begin MATERIAL TO PROCESS
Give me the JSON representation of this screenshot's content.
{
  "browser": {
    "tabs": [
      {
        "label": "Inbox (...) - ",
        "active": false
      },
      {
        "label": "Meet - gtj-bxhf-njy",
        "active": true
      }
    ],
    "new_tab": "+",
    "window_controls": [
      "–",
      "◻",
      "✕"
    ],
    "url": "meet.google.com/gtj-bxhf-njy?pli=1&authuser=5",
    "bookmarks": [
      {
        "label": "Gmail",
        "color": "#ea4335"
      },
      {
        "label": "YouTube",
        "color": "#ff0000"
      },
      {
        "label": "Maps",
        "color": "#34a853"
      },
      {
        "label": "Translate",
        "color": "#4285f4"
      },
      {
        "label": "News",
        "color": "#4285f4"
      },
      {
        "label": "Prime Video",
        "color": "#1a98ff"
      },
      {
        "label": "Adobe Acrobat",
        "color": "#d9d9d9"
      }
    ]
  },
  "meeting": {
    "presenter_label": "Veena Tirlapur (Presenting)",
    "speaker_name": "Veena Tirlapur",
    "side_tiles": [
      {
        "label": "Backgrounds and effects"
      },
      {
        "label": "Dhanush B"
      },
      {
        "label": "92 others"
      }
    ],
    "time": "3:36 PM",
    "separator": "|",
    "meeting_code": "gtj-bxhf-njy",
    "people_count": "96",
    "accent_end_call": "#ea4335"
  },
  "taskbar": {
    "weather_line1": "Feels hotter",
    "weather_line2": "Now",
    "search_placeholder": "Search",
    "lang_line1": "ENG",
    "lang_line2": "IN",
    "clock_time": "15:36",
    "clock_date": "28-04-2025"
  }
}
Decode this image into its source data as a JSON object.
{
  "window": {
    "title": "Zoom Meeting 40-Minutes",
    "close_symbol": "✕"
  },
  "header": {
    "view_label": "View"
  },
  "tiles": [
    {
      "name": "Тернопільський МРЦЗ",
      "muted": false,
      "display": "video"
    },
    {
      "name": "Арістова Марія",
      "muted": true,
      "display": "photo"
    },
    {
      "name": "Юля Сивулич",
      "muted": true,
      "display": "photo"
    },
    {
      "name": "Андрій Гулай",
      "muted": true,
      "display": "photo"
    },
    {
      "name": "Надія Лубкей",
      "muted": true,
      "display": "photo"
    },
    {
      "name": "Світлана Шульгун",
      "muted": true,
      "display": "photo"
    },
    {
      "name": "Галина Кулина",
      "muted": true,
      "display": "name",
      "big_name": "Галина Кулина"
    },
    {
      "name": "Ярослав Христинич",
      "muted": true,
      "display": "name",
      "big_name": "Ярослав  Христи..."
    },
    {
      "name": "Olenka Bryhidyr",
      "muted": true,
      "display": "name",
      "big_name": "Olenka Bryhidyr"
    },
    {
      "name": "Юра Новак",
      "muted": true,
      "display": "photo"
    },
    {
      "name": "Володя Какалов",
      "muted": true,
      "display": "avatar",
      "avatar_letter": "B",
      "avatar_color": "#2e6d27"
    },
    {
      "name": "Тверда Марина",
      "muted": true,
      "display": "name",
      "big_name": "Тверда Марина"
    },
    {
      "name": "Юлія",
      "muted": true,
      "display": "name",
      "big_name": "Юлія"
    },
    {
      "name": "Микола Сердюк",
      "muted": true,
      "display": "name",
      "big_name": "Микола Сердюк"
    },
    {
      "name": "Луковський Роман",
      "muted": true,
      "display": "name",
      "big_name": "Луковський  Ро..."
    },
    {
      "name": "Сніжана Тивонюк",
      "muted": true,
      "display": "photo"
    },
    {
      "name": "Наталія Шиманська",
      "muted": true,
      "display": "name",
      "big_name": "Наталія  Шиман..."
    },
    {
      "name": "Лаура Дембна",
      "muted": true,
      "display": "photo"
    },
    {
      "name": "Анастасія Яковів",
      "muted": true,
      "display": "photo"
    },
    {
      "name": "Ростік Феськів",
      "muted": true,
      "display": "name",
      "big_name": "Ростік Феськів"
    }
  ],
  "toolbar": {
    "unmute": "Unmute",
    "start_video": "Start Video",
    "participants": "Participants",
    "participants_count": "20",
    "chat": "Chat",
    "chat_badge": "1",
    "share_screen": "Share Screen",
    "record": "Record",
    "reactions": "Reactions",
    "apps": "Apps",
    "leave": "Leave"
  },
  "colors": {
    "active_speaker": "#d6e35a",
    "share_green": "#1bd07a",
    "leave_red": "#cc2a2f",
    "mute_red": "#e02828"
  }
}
end MATERIAL TO PROCESS
**EXERCISE**: Identify every line above with the string "Сердюк" in it. Copy those lines.

**WRITTEN SOLUTION**:
      "name": "Микола Сердюк",
      "big_name": "Микола Сердюк"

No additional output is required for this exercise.